Records shown:
[BEGIN]
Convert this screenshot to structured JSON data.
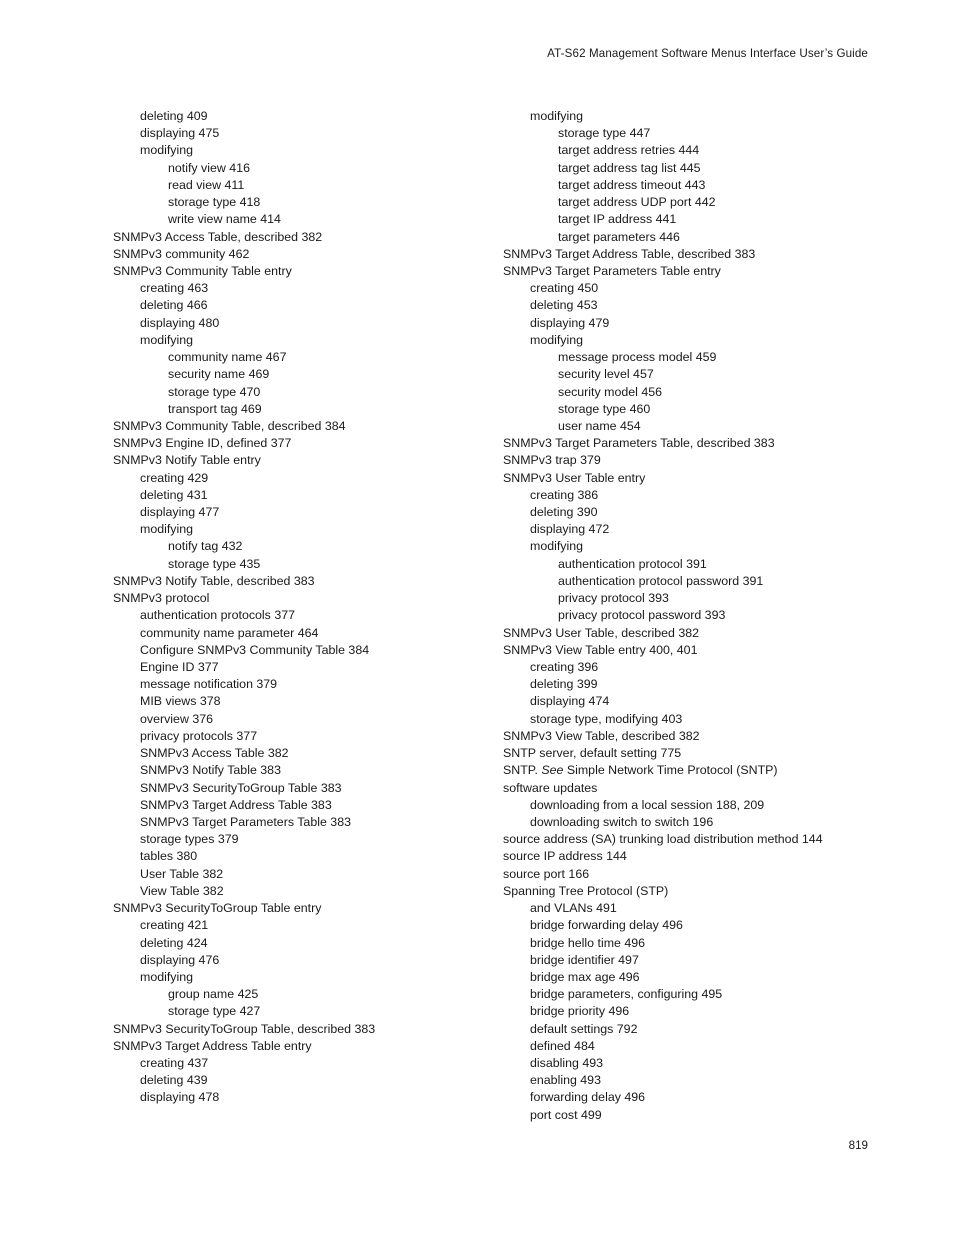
{
  "header": {
    "title": "AT-S62 Management Software Menus Interface User’s Guide"
  },
  "footer": {
    "page_number": "819"
  },
  "index": {
    "left_column": [
      {
        "level": 1,
        "text": "deleting 409"
      },
      {
        "level": 1,
        "text": "displaying 475"
      },
      {
        "level": 1,
        "text": "modifying"
      },
      {
        "level": 2,
        "text": "notify view 416"
      },
      {
        "level": 2,
        "text": "read view 411"
      },
      {
        "level": 2,
        "text": "storage type 418"
      },
      {
        "level": 2,
        "text": "write view name 414"
      },
      {
        "level": 0,
        "text": "SNMPv3 Access Table, described 382"
      },
      {
        "level": 0,
        "text": "SNMPv3 community 462"
      },
      {
        "level": 0,
        "text": "SNMPv3 Community Table entry"
      },
      {
        "level": 1,
        "text": "creating 463"
      },
      {
        "level": 1,
        "text": "deleting 466"
      },
      {
        "level": 1,
        "text": "displaying 480"
      },
      {
        "level": 1,
        "text": "modifying"
      },
      {
        "level": 2,
        "text": "community name 467"
      },
      {
        "level": 2,
        "text": "security name 469"
      },
      {
        "level": 2,
        "text": "storage type 470"
      },
      {
        "level": 2,
        "text": "transport tag 469"
      },
      {
        "level": 0,
        "text": "SNMPv3 Community Table, described 384"
      },
      {
        "level": 0,
        "text": "SNMPv3 Engine ID, defined 377"
      },
      {
        "level": 0,
        "text": "SNMPv3 Notify Table entry"
      },
      {
        "level": 1,
        "text": "creating 429"
      },
      {
        "level": 1,
        "text": "deleting 431"
      },
      {
        "level": 1,
        "text": "displaying 477"
      },
      {
        "level": 1,
        "text": "modifying"
      },
      {
        "level": 2,
        "text": "notify tag 432"
      },
      {
        "level": 2,
        "text": "storage type 435"
      },
      {
        "level": 0,
        "text": "SNMPv3 Notify Table, described 383"
      },
      {
        "level": 0,
        "text": "SNMPv3 protocol"
      },
      {
        "level": 1,
        "text": "authentication protocols 377"
      },
      {
        "level": 1,
        "text": "community name parameter 464"
      },
      {
        "level": 1,
        "text": "Configure SNMPv3 Community Table 384"
      },
      {
        "level": 1,
        "text": "Engine ID 377"
      },
      {
        "level": 1,
        "text": "message notification 379"
      },
      {
        "level": 1,
        "text": "MIB views 378"
      },
      {
        "level": 1,
        "text": "overview 376"
      },
      {
        "level": 1,
        "text": "privacy protocols 377"
      },
      {
        "level": 1,
        "text": "SNMPv3 Access Table 382"
      },
      {
        "level": 1,
        "text": "SNMPv3 Notify Table 383"
      },
      {
        "level": 1,
        "text": "SNMPv3 SecurityToGroup Table 383"
      },
      {
        "level": 1,
        "text": "SNMPv3 Target Address Table 383"
      },
      {
        "level": 1,
        "text": "SNMPv3 Target Parameters Table 383"
      },
      {
        "level": 1,
        "text": "storage types 379"
      },
      {
        "level": 1,
        "text": "tables 380"
      },
      {
        "level": 1,
        "text": "User Table 382"
      },
      {
        "level": 1,
        "text": "View Table 382"
      },
      {
        "level": 0,
        "text": "SNMPv3 SecurityToGroup Table entry"
      },
      {
        "level": 1,
        "text": "creating 421"
      },
      {
        "level": 1,
        "text": "deleting 424"
      },
      {
        "level": 1,
        "text": "displaying 476"
      },
      {
        "level": 1,
        "text": "modifying"
      },
      {
        "level": 2,
        "text": "group name 425"
      },
      {
        "level": 2,
        "text": "storage type 427"
      },
      {
        "level": 0,
        "text": "SNMPv3 SecurityToGroup Table, described 383"
      },
      {
        "level": 0,
        "text": "SNMPv3 Target Address Table entry"
      },
      {
        "level": 1,
        "text": "creating 437"
      },
      {
        "level": 1,
        "text": "deleting 439"
      },
      {
        "level": 1,
        "text": "displaying 478"
      }
    ],
    "right_column": [
      {
        "level": 1,
        "text": "modifying"
      },
      {
        "level": 2,
        "text": "storage type 447"
      },
      {
        "level": 2,
        "text": "target address retries 444"
      },
      {
        "level": 2,
        "text": "target address tag list 445"
      },
      {
        "level": 2,
        "text": "target address timeout 443"
      },
      {
        "level": 2,
        "text": "target address UDP port 442"
      },
      {
        "level": 2,
        "text": "target IP address 441"
      },
      {
        "level": 2,
        "text": "target parameters 446"
      },
      {
        "level": 0,
        "text": "SNMPv3 Target Address Table, described 383"
      },
      {
        "level": 0,
        "text": "SNMPv3 Target Parameters Table entry"
      },
      {
        "level": 1,
        "text": "creating 450"
      },
      {
        "level": 1,
        "text": "deleting 453"
      },
      {
        "level": 1,
        "text": "displaying 479"
      },
      {
        "level": 1,
        "text": "modifying"
      },
      {
        "level": 2,
        "text": "message process model 459"
      },
      {
        "level": 2,
        "text": "security level 457"
      },
      {
        "level": 2,
        "text": "security model 456"
      },
      {
        "level": 2,
        "text": "storage type 460"
      },
      {
        "level": 2,
        "text": "user name 454"
      },
      {
        "level": 0,
        "text": "SNMPv3 Target Parameters Table, described 383"
      },
      {
        "level": 0,
        "text": "SNMPv3 trap 379"
      },
      {
        "level": 0,
        "text": "SNMPv3 User Table entry"
      },
      {
        "level": 1,
        "text": "creating 386"
      },
      {
        "level": 1,
        "text": "deleting 390"
      },
      {
        "level": 1,
        "text": "displaying 472"
      },
      {
        "level": 1,
        "text": "modifying"
      },
      {
        "level": 2,
        "text": "authentication protocol 391"
      },
      {
        "level": 2,
        "text": "authentication protocol password 391"
      },
      {
        "level": 2,
        "text": "privacy protocol 393"
      },
      {
        "level": 2,
        "text": "privacy protocol password 393"
      },
      {
        "level": 0,
        "text": "SNMPv3 User Table, described 382"
      },
      {
        "level": 0,
        "text": "SNMPv3 View Table entry 400, 401"
      },
      {
        "level": 1,
        "text": "creating 396"
      },
      {
        "level": 1,
        "text": "deleting 399"
      },
      {
        "level": 1,
        "text": "displaying 474"
      },
      {
        "level": 1,
        "text": "storage type, modifying 403"
      },
      {
        "level": 0,
        "text": "SNMPv3 View Table, described 382"
      },
      {
        "level": 0,
        "text": "SNTP server, default setting 775"
      },
      {
        "level": 0,
        "text": "SNTP. See Simple Network Time Protocol (SNTP)",
        "italic_word": "See"
      },
      {
        "level": 0,
        "text": "software updates"
      },
      {
        "level": 1,
        "text": "downloading from a local session 188, 209"
      },
      {
        "level": 1,
        "text": "downloading switch to switch 196"
      },
      {
        "level": 0,
        "text": "source address (SA) trunking load distribution method 144"
      },
      {
        "level": 0,
        "text": "source IP address 144"
      },
      {
        "level": 0,
        "text": "source port 166"
      },
      {
        "level": 0,
        "text": "Spanning Tree Protocol (STP)"
      },
      {
        "level": 1,
        "text": "and VLANs 491"
      },
      {
        "level": 1,
        "text": "bridge forwarding delay 496"
      },
      {
        "level": 1,
        "text": "bridge hello time 496"
      },
      {
        "level": 1,
        "text": "bridge identifier 497"
      },
      {
        "level": 1,
        "text": "bridge max age 496"
      },
      {
        "level": 1,
        "text": "bridge parameters, configuring 495"
      },
      {
        "level": 1,
        "text": "bridge priority 496"
      },
      {
        "level": 1,
        "text": "default settings 792"
      },
      {
        "level": 1,
        "text": "defined 484"
      },
      {
        "level": 1,
        "text": "disabling 493"
      },
      {
        "level": 1,
        "text": "enabling 493"
      },
      {
        "level": 1,
        "text": "forwarding delay 496"
      },
      {
        "level": 1,
        "text": "port cost 499"
      }
    ]
  }
}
[END]
Challenge: Look through the records above and report how many lines hold the word "SecurityToGroup", giving only the number.

Worked solution: 3